(THE REQUEST): Report only the number of lines that hold the word "associated".

** begin GIVEN INFORMATION **

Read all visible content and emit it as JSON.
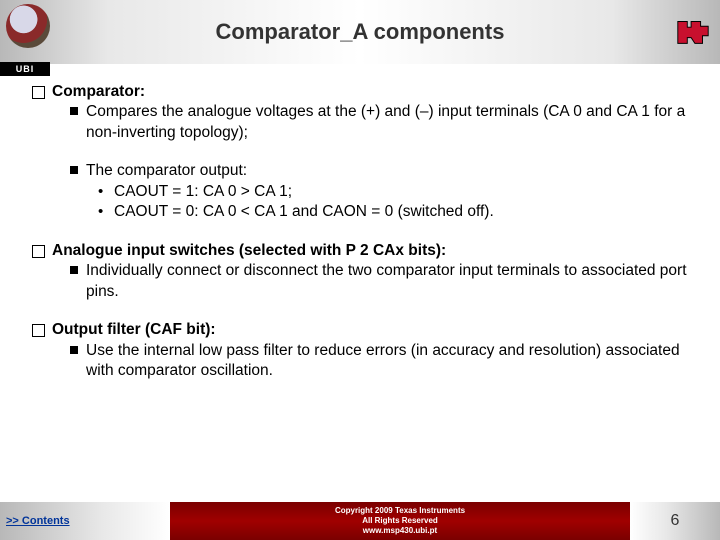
{
  "header": {
    "title": "Comparator_A components",
    "ubi_label": "UBI"
  },
  "content": {
    "sections": [
      {
        "heading": "Comparator:",
        "subs": [
          {
            "text": "Compares the analogue voltages at the (+) and (–) input terminals (CA 0 and CA 1 for a non-inverting topology);",
            "bullets": []
          },
          {
            "text": "The comparator output:",
            "bullets": [
              "CAOUT = 1: CA 0 > CA 1;",
              "CAOUT = 0: CA 0 < CA 1 and CAON = 0 (switched off)."
            ],
            "gap_before": true
          }
        ]
      },
      {
        "heading": "Analogue input switches (selected with P 2 CAx bits):",
        "subs": [
          {
            "text": "Individually connect or disconnect the two comparator input terminals to associated port pins.",
            "bullets": []
          }
        ]
      },
      {
        "heading": "Output filter (CAF bit):",
        "subs": [
          {
            "text": "Use the internal low pass filter to reduce errors (in accuracy and resolution) associated with comparator oscillation.",
            "bullets": []
          }
        ]
      }
    ]
  },
  "footer": {
    "contents_link": ">> Contents",
    "copyright_line1": "Copyright  2009 Texas Instruments",
    "copyright_line2": "All Rights Reserved",
    "site": "www.msp430.ubi.pt",
    "page_number": "6"
  }
}
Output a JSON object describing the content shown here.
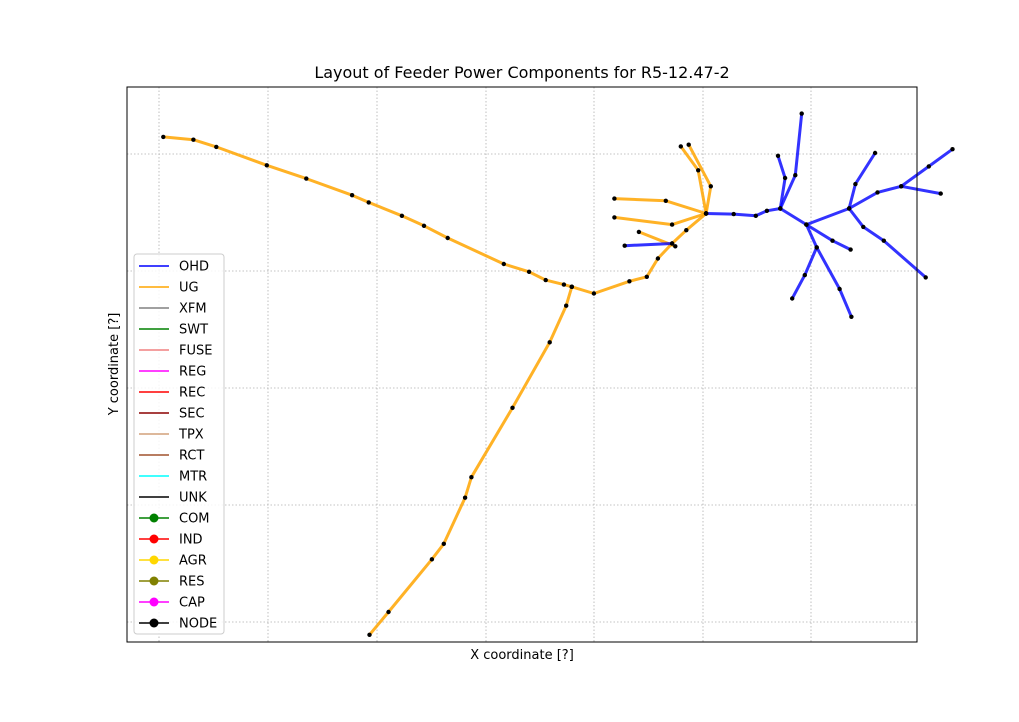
{
  "chart_data": {
    "type": "line",
    "title": "Layout of Feeder Power Components for R5-12.47-2",
    "xlabel": "X coordinate [?]",
    "ylabel": "Y coordinate [?]",
    "xlim": [
      0,
      100
    ],
    "ylim": [
      0,
      100
    ],
    "grid": true,
    "tick_labels_shown": false,
    "legend_position": "center-left",
    "legend": [
      {
        "label": "OHD",
        "color": "#0000ff",
        "kind": "line"
      },
      {
        "label": "UG",
        "color": "#ffa500",
        "kind": "line"
      },
      {
        "label": "XFM",
        "color": "#808080",
        "kind": "line"
      },
      {
        "label": "SWT",
        "color": "#008000",
        "kind": "line"
      },
      {
        "label": "FUSE",
        "color": "#f08080",
        "kind": "line"
      },
      {
        "label": "REG",
        "color": "#ff00ff",
        "kind": "line"
      },
      {
        "label": "REC",
        "color": "#ff0000",
        "kind": "line"
      },
      {
        "label": "SEC",
        "color": "#8b0000",
        "kind": "line"
      },
      {
        "label": "TPX",
        "color": "#d2a07a",
        "kind": "line"
      },
      {
        "label": "RCT",
        "color": "#a0522d",
        "kind": "line"
      },
      {
        "label": "MTR",
        "color": "#00ffff",
        "kind": "line"
      },
      {
        "label": "UNK",
        "color": "#000000",
        "kind": "line"
      },
      {
        "label": "COM",
        "color": "#008000",
        "kind": "marker"
      },
      {
        "label": "IND",
        "color": "#ff0000",
        "kind": "marker"
      },
      {
        "label": "AGR",
        "color": "#ffd700",
        "kind": "marker"
      },
      {
        "label": "RES",
        "color": "#808000",
        "kind": "marker"
      },
      {
        "label": "CAP",
        "color": "#ff00ff",
        "kind": "marker"
      },
      {
        "label": "NODE",
        "color": "#000000",
        "kind": "marker"
      }
    ],
    "series": [
      {
        "type": "UG",
        "color": "#ffa500",
        "points": [
          [
            4.6,
            91
          ],
          [
            8.4,
            90.5
          ],
          [
            11.3,
            89.2
          ],
          [
            17.7,
            85.9
          ],
          [
            22.7,
            83.5
          ],
          [
            28.5,
            80.5
          ],
          [
            30.6,
            79.2
          ],
          [
            34.8,
            76.8
          ],
          [
            37.6,
            75
          ],
          [
            40.6,
            72.8
          ],
          [
            47.7,
            68.1
          ],
          [
            50.9,
            66.7
          ],
          [
            53,
            65.2
          ],
          [
            55.3,
            64.4
          ],
          [
            56.3,
            64
          ]
        ]
      },
      {
        "type": "UG",
        "color": "#ffa500",
        "points": [
          [
            56.3,
            64
          ],
          [
            59.1,
            62.8
          ],
          [
            63.6,
            65
          ],
          [
            65.8,
            65.8
          ],
          [
            67.2,
            69.1
          ],
          [
            69,
            71.8
          ],
          [
            70.8,
            74.2
          ],
          [
            73.3,
            77.2
          ]
        ]
      },
      {
        "type": "UG",
        "color": "#ffa500",
        "points": [
          [
            56.3,
            64
          ],
          [
            55.6,
            60.6
          ],
          [
            53.5,
            54
          ],
          [
            48.8,
            42.2
          ],
          [
            43.6,
            29.7
          ],
          [
            42.8,
            26
          ],
          [
            40.1,
            17.7
          ],
          [
            38.6,
            14.9
          ],
          [
            33.1,
            5.4
          ],
          [
            30.7,
            1.3
          ]
        ]
      },
      {
        "type": "UG",
        "color": "#ffa500",
        "points": [
          [
            73.3,
            77.2
          ],
          [
            73.9,
            82.1
          ],
          [
            71.1,
            89.6
          ]
        ]
      },
      {
        "type": "UG",
        "color": "#ffa500",
        "points": [
          [
            73.3,
            77.2
          ],
          [
            72.3,
            85
          ],
          [
            70.1,
            89.3
          ]
        ]
      },
      {
        "type": "UG",
        "color": "#ffa500",
        "points": [
          [
            73.3,
            77.2
          ],
          [
            69,
            75.2
          ],
          [
            61.7,
            76.5
          ]
        ]
      },
      {
        "type": "UG",
        "color": "#ffa500",
        "points": [
          [
            73.3,
            77.2
          ],
          [
            68.2,
            79.5
          ],
          [
            61.7,
            79.9
          ]
        ]
      },
      {
        "type": "UG",
        "color": "#ffa500",
        "points": [
          [
            69.4,
            71.3
          ],
          [
            64.8,
            73.9
          ]
        ]
      },
      {
        "type": "OHD",
        "color": "#0000ff",
        "points": [
          [
            73.3,
            77.2
          ],
          [
            76.8,
            77.1
          ],
          [
            79.6,
            76.8
          ],
          [
            81,
            77.7
          ],
          [
            82.7,
            78.1
          ]
        ]
      },
      {
        "type": "OHD",
        "color": "#0000ff",
        "points": [
          [
            69,
            71.8
          ],
          [
            63,
            71.4
          ]
        ]
      },
      {
        "type": "OHD",
        "color": "#0000ff",
        "points": [
          [
            82.7,
            78.1
          ],
          [
            83.3,
            83.6
          ],
          [
            82.4,
            87.6
          ]
        ]
      },
      {
        "type": "OHD",
        "color": "#0000ff",
        "points": [
          [
            82.7,
            78.1
          ],
          [
            84.6,
            84.1
          ],
          [
            85.4,
            95.2
          ]
        ]
      },
      {
        "type": "OHD",
        "color": "#0000ff",
        "points": [
          [
            82.7,
            78.1
          ],
          [
            86,
            75.2
          ],
          [
            87.3,
            71.1
          ],
          [
            85.8,
            66.1
          ],
          [
            84.2,
            61.9
          ]
        ]
      },
      {
        "type": "OHD",
        "color": "#0000ff",
        "points": [
          [
            86,
            75.2
          ],
          [
            89.3,
            72.3
          ],
          [
            91.6,
            70.7
          ]
        ]
      },
      {
        "type": "OHD",
        "color": "#0000ff",
        "points": [
          [
            86,
            75.2
          ],
          [
            91.4,
            78.1
          ],
          [
            95,
            81
          ],
          [
            98,
            82.1
          ],
          [
            103,
            80.8
          ]
        ]
      },
      {
        "type": "OHD",
        "color": "#0000ff",
        "points": [
          [
            91.4,
            78.1
          ],
          [
            93.2,
            74.8
          ],
          [
            95.8,
            72.3
          ],
          [
            101.1,
            65.7
          ]
        ]
      },
      {
        "type": "OHD",
        "color": "#0000ff",
        "points": [
          [
            91.4,
            78.1
          ],
          [
            92.2,
            82.5
          ],
          [
            94.7,
            88.1
          ]
        ]
      },
      {
        "type": "OHD",
        "color": "#0000ff",
        "points": [
          [
            98,
            82.1
          ],
          [
            101.5,
            85.7
          ],
          [
            104.5,
            88.8
          ]
        ]
      },
      {
        "type": "OHD",
        "color": "#0000ff",
        "points": [
          [
            87.3,
            71.1
          ],
          [
            90.2,
            63.6
          ],
          [
            91.7,
            58.6
          ]
        ]
      }
    ]
  }
}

** end GIVEN INFORMATION **

(FINAL RESULT): 2